## Work to do
Below are some records; reproduce every one of them exactly.

## Listed entries
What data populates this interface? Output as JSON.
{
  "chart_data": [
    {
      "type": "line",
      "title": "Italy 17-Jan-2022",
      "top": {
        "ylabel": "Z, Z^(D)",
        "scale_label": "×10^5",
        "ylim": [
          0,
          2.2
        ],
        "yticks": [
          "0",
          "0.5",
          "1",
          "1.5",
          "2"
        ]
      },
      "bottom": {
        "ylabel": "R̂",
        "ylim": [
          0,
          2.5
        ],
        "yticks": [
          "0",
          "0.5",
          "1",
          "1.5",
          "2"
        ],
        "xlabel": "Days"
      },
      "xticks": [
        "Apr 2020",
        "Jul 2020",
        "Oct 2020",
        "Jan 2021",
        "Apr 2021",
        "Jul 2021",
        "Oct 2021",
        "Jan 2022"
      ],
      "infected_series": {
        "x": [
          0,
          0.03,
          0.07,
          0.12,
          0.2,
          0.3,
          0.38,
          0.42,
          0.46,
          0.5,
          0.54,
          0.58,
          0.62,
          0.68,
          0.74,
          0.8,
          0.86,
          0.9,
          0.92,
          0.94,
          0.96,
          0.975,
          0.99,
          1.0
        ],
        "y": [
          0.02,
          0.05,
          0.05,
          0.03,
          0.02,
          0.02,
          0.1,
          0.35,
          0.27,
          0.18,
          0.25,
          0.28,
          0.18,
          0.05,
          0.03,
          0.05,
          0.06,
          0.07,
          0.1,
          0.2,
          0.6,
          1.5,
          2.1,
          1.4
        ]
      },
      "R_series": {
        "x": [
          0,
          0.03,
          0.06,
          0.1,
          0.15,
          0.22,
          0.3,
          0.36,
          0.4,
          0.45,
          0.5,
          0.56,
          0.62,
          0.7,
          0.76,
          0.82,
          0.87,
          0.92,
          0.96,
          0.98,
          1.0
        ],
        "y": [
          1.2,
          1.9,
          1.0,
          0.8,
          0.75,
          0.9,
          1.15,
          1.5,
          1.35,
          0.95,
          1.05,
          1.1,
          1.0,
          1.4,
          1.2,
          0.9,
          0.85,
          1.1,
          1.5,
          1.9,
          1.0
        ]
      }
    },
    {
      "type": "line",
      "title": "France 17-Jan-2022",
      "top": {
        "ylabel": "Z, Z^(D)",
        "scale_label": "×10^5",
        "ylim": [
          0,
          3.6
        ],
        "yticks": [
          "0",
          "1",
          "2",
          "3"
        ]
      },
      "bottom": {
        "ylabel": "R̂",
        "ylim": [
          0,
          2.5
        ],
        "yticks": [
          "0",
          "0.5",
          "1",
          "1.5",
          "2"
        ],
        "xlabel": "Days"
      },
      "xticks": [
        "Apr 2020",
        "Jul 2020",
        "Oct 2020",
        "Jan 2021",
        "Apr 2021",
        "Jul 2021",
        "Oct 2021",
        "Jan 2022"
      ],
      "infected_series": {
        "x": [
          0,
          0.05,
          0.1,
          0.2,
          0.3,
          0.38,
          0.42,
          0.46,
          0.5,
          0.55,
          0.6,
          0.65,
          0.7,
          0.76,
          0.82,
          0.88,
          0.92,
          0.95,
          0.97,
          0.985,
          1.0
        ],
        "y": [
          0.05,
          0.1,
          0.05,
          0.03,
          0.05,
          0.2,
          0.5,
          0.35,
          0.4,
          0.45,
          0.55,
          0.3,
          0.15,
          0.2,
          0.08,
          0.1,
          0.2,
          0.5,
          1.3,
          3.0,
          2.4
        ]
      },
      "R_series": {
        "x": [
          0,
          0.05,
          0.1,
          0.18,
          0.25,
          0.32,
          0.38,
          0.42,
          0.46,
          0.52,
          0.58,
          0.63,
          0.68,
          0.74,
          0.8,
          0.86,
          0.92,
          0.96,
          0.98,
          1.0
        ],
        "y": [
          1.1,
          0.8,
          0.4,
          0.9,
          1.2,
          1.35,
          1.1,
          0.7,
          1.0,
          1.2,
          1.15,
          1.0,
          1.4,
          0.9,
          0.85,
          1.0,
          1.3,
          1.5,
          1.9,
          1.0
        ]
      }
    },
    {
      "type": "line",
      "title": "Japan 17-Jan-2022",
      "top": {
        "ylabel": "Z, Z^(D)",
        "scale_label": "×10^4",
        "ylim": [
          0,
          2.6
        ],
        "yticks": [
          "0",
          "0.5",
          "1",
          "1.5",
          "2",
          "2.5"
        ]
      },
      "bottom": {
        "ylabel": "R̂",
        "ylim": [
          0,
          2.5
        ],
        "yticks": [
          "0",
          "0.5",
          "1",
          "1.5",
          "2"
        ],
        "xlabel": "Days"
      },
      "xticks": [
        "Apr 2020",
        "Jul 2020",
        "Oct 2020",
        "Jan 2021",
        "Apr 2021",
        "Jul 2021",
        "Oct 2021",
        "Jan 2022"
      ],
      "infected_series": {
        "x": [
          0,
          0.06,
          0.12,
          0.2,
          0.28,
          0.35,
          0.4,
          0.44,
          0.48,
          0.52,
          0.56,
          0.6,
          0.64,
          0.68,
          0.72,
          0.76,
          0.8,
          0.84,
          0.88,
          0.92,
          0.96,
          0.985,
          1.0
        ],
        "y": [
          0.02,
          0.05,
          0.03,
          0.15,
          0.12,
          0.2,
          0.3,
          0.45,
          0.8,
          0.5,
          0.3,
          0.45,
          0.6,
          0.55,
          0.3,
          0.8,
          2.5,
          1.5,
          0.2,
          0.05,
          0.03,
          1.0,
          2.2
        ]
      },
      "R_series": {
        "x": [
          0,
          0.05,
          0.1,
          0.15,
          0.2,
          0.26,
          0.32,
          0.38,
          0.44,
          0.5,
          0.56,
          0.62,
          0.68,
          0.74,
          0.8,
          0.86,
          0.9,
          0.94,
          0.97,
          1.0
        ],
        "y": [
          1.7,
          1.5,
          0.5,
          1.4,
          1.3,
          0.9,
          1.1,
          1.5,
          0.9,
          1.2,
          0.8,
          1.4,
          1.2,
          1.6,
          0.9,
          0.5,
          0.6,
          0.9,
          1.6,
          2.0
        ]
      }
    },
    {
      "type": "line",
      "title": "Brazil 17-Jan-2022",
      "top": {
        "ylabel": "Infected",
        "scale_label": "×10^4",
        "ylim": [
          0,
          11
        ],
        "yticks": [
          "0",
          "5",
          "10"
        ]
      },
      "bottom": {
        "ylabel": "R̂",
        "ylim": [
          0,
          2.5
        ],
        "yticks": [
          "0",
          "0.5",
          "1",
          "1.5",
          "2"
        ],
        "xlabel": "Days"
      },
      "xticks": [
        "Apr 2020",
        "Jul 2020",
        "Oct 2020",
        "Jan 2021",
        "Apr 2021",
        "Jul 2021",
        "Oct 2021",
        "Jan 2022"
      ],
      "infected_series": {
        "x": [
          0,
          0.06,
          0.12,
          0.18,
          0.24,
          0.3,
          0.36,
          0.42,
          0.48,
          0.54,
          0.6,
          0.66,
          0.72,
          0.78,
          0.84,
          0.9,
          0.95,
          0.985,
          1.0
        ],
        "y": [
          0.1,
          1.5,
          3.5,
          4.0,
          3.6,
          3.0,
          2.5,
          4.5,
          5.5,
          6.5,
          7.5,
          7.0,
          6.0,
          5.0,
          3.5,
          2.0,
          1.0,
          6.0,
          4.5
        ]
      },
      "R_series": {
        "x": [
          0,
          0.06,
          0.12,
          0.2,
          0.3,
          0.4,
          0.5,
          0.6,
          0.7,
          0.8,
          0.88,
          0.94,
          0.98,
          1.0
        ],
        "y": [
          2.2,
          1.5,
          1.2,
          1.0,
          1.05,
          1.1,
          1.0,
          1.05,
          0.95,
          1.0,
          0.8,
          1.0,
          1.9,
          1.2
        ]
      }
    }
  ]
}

## Exercise result
What data populates this interface? Output as JSON.
{
  "chart_data": [
    {
      "type": "line",
      "title": "Italy 17-Jan-2022",
      "top": {
        "ylabel": "Z, Z^(D)",
        "scale_label": "×10^5",
        "ylim": [
          0,
          2.2
        ],
        "yticks": [
          "0",
          "0.5",
          "1",
          "1.5",
          "2"
        ]
      },
      "bottom": {
        "ylabel": "R̂",
        "ylim": [
          0,
          2.5
        ],
        "yticks": [
          "0",
          "0.5",
          "1",
          "1.5",
          "2"
        ],
        "xlabel": "Days"
      },
      "xticks": [
        "Apr 2020",
        "Jul 2020",
        "Oct 2020",
        "Jan 2021",
        "Apr 2021",
        "Jul 2021",
        "Oct 2021",
        "Jan 2022"
      ],
      "infected_series": {
        "x": [
          0,
          0.03,
          0.07,
          0.12,
          0.2,
          0.3,
          0.38,
          0.42,
          0.46,
          0.5,
          0.54,
          0.58,
          0.62,
          0.68,
          0.74,
          0.8,
          0.86,
          0.9,
          0.92,
          0.94,
          0.96,
          0.975,
          0.99,
          1.0
        ],
        "y": [
          0.02,
          0.05,
          0.05,
          0.03,
          0.02,
          0.02,
          0.1,
          0.35,
          0.27,
          0.18,
          0.25,
          0.28,
          0.18,
          0.05,
          0.03,
          0.05,
          0.06,
          0.07,
          0.1,
          0.2,
          0.6,
          1.5,
          2.1,
          1.4
        ]
      },
      "R_series": {
        "x": [
          0,
          0.03,
          0.06,
          0.1,
          0.15,
          0.22,
          0.3,
          0.36,
          0.4,
          0.45,
          0.5,
          0.56,
          0.62,
          0.7,
          0.76,
          0.82,
          0.87,
          0.92,
          0.96,
          0.98,
          1.0
        ],
        "y": [
          1.2,
          1.9,
          1.0,
          0.8,
          0.75,
          0.9,
          1.15,
          1.5,
          1.35,
          0.95,
          1.05,
          1.1,
          1.0,
          1.4,
          1.2,
          0.9,
          0.85,
          1.1,
          1.5,
          1.9,
          1.0
        ]
      }
    },
    {
      "type": "line",
      "title": "France 17-Jan-2022",
      "top": {
        "ylabel": "Z, Z^(D)",
        "scale_label": "×10^5",
        "ylim": [
          0,
          3.6
        ],
        "yticks": [
          "0",
          "1",
          "2",
          "3"
        ]
      },
      "bottom": {
        "ylabel": "R̂",
        "ylim": [
          0,
          2.5
        ],
        "yticks": [
          "0",
          "0.5",
          "1",
          "1.5",
          "2"
        ],
        "xlabel": "Days"
      },
      "xticks": [
        "Apr 2020",
        "Jul 2020",
        "Oct 2020",
        "Jan 2021",
        "Apr 2021",
        "Jul 2021",
        "Oct 2021",
        "Jan 2022"
      ],
      "infected_series": {
        "x": [
          0,
          0.05,
          0.1,
          0.2,
          0.3,
          0.38,
          0.42,
          0.46,
          0.5,
          0.55,
          0.6,
          0.65,
          0.7,
          0.76,
          0.82,
          0.88,
          0.92,
          0.95,
          0.97,
          0.985,
          1.0
        ],
        "y": [
          0.05,
          0.1,
          0.05,
          0.03,
          0.05,
          0.2,
          0.5,
          0.35,
          0.4,
          0.45,
          0.55,
          0.3,
          0.15,
          0.2,
          0.08,
          0.1,
          0.2,
          0.5,
          1.3,
          3.0,
          2.4
        ]
      },
      "R_series": {
        "x": [
          0,
          0.05,
          0.1,
          0.18,
          0.25,
          0.32,
          0.38,
          0.42,
          0.46,
          0.52,
          0.58,
          0.63,
          0.68,
          0.74,
          0.8,
          0.86,
          0.92,
          0.96,
          0.98,
          1.0
        ],
        "y": [
          1.1,
          0.8,
          0.4,
          0.9,
          1.2,
          1.35,
          1.1,
          0.7,
          1.0,
          1.2,
          1.15,
          1.0,
          1.4,
          0.9,
          0.85,
          1.0,
          1.3,
          1.5,
          1.9,
          1.0
        ]
      }
    },
    {
      "type": "line",
      "title": "Japan 17-Jan-2022",
      "top": {
        "ylabel": "Z, Z^(D)",
        "scale_label": "×10^4",
        "ylim": [
          0,
          2.6
        ],
        "yticks": [
          "0",
          "0.5",
          "1",
          "1.5",
          "2",
          "2.5"
        ]
      },
      "bottom": {
        "ylabel": "R̂",
        "ylim": [
          0,
          2.5
        ],
        "yticks": [
          "0",
          "0.5",
          "1",
          "1.5",
          "2"
        ],
        "xlabel": "Days"
      },
      "xticks": [
        "Apr 2020",
        "Jul 2020",
        "Oct 2020",
        "Jan 2021",
        "Apr 2021",
        "Jul 2021",
        "Oct 2021",
        "Jan 2022"
      ],
      "infected_series": {
        "x": [
          0,
          0.06,
          0.12,
          0.2,
          0.28,
          0.35,
          0.4,
          0.44,
          0.48,
          0.52,
          0.56,
          0.6,
          0.64,
          0.68,
          0.72,
          0.76,
          0.8,
          0.84,
          0.88,
          0.92,
          0.96,
          0.985,
          1.0
        ],
        "y": [
          0.02,
          0.05,
          0.03,
          0.15,
          0.12,
          0.2,
          0.3,
          0.45,
          0.8,
          0.5,
          0.3,
          0.45,
          0.6,
          0.55,
          0.3,
          0.8,
          2.5,
          1.5,
          0.2,
          0.05,
          0.03,
          1.0,
          2.2
        ]
      },
      "R_series": {
        "x": [
          0,
          0.05,
          0.1,
          0.15,
          0.2,
          0.26,
          0.32,
          0.38,
          0.44,
          0.5,
          0.56,
          0.62,
          0.68,
          0.74,
          0.8,
          0.86,
          0.9,
          0.94,
          0.97,
          1.0
        ],
        "y": [
          1.7,
          1.5,
          0.5,
          1.4,
          1.3,
          0.9,
          1.1,
          1.5,
          0.9,
          1.2,
          0.8,
          1.4,
          1.2,
          1.6,
          0.9,
          0.5,
          0.6,
          0.9,
          1.6,
          2.0
        ]
      }
    },
    {
      "type": "line",
      "title": "Brazil 17-Jan-2022",
      "top": {
        "ylabel": "Infected",
        "scale_label": "×10^4",
        "ylim": [
          0,
          11
        ],
        "yticks": [
          "0",
          "5",
          "10"
        ]
      },
      "bottom": {
        "ylabel": "R̂",
        "ylim": [
          0,
          2.5
        ],
        "yticks": [
          "0",
          "0.5",
          "1",
          "1.5",
          "2"
        ],
        "xlabel": "Days"
      },
      "xticks": [
        "Apr 2020",
        "Jul 2020",
        "Oct 2020",
        "Jan 2021",
        "Apr 2021",
        "Jul 2021",
        "Oct 2021",
        "Jan 2022"
      ],
      "infected_series": {
        "x": [
          0,
          0.06,
          0.12,
          0.18,
          0.24,
          0.3,
          0.36,
          0.42,
          0.48,
          0.54,
          0.6,
          0.66,
          0.72,
          0.78,
          0.84,
          0.9,
          0.95,
          0.985,
          1.0
        ],
        "y": [
          0.1,
          1.5,
          3.5,
          4.0,
          3.6,
          3.0,
          2.5,
          4.5,
          5.5,
          6.5,
          7.5,
          7.0,
          6.0,
          5.0,
          3.5,
          2.0,
          1.0,
          6.0,
          4.5
        ]
      },
      "R_series": {
        "x": [
          0,
          0.06,
          0.12,
          0.2,
          0.3,
          0.4,
          0.5,
          0.6,
          0.7,
          0.8,
          0.88,
          0.94,
          0.98,
          1.0
        ],
        "y": [
          2.2,
          1.5,
          1.2,
          1.0,
          1.05,
          1.1,
          1.0,
          1.05,
          0.95,
          1.0,
          0.8,
          1.0,
          1.9,
          1.2
        ]
      }
    }
  ]
}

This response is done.